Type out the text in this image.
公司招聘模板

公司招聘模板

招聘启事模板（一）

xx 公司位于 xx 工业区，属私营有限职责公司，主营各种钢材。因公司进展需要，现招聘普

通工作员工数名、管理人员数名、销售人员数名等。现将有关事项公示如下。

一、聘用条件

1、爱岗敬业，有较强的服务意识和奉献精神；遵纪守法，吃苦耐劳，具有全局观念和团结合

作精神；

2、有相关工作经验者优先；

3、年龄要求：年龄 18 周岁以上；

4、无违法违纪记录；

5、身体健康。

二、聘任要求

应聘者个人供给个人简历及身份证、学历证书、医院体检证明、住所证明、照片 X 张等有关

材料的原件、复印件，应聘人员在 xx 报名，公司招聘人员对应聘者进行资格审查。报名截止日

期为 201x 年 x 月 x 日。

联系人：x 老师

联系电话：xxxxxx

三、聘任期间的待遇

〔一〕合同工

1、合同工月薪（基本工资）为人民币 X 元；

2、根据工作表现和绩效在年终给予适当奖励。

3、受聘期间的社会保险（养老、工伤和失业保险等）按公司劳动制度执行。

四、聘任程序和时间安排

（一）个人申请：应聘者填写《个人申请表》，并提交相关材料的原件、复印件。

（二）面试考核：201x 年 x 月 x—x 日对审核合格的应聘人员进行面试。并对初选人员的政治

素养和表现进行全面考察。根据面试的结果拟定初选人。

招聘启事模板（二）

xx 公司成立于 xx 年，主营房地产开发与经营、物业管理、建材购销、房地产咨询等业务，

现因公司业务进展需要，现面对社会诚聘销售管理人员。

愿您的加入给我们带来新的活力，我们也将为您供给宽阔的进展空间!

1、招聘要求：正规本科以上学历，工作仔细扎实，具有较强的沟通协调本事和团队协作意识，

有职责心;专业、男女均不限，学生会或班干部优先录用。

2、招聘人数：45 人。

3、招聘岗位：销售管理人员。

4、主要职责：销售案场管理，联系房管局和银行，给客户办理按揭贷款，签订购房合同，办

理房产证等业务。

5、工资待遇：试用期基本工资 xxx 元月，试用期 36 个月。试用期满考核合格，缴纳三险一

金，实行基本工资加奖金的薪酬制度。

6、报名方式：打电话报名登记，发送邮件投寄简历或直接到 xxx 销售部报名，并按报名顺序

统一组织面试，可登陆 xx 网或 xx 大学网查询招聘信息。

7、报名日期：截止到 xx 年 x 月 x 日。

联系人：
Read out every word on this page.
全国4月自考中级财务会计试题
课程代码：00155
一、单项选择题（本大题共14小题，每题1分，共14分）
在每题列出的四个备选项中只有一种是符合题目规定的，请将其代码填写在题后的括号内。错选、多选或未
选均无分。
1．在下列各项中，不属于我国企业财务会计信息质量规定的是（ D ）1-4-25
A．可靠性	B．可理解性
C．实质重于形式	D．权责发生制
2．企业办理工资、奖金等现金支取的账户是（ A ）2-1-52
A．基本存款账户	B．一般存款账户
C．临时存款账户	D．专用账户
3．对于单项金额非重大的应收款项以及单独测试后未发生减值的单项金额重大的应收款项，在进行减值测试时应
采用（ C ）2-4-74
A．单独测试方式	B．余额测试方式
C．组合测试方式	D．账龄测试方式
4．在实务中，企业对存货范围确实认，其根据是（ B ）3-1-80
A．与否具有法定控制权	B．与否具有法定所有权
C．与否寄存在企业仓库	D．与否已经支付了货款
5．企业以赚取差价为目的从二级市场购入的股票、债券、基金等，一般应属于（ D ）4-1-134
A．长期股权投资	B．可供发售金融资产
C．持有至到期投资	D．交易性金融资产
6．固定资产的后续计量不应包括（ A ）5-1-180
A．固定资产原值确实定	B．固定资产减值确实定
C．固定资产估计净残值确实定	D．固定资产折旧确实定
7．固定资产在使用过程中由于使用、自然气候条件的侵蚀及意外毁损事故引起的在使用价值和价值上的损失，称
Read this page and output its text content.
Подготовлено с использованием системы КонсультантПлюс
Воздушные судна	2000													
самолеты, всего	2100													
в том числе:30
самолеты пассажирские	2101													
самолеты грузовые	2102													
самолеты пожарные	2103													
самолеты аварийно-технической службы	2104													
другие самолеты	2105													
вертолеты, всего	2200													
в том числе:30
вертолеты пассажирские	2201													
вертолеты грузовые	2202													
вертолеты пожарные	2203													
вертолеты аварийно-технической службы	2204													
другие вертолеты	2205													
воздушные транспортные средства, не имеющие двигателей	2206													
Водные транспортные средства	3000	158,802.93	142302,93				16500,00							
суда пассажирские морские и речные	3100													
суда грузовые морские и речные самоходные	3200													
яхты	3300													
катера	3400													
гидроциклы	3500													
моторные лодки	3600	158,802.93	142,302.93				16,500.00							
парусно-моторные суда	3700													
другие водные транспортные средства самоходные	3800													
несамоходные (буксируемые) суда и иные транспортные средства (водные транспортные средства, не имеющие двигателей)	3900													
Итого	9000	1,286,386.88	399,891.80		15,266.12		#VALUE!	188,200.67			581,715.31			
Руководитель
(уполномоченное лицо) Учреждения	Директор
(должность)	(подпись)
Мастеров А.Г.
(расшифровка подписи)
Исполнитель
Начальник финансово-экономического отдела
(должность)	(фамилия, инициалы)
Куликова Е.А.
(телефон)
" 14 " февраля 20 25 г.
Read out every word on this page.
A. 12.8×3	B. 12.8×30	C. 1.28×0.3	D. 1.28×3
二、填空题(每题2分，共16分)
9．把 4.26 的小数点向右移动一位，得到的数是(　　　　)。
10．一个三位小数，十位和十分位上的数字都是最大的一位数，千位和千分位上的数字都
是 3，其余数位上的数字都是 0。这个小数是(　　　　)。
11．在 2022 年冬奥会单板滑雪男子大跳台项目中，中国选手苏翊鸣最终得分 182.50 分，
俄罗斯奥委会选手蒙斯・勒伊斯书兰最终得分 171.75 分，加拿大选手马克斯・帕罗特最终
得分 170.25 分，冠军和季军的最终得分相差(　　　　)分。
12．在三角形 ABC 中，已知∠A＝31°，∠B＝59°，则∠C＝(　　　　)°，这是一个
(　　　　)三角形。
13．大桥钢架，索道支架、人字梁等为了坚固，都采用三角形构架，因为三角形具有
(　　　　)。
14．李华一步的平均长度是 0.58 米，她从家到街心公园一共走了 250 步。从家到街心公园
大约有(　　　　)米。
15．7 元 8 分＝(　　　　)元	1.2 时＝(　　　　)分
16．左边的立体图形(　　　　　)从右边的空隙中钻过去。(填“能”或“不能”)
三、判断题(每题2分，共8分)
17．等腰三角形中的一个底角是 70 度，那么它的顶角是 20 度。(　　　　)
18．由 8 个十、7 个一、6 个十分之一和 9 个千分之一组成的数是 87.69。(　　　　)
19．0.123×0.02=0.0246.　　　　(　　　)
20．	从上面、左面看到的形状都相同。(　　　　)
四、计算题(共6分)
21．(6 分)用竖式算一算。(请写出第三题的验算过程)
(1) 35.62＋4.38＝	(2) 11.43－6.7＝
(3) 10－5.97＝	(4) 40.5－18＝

• **Work instructions**: From the records above, copy every line that holds the word "моторные".

• **Response to the exercise**:
моторные лодки	3600	158,802.93	142,302.93				16,500.00							
парусно-моторные суда	3700													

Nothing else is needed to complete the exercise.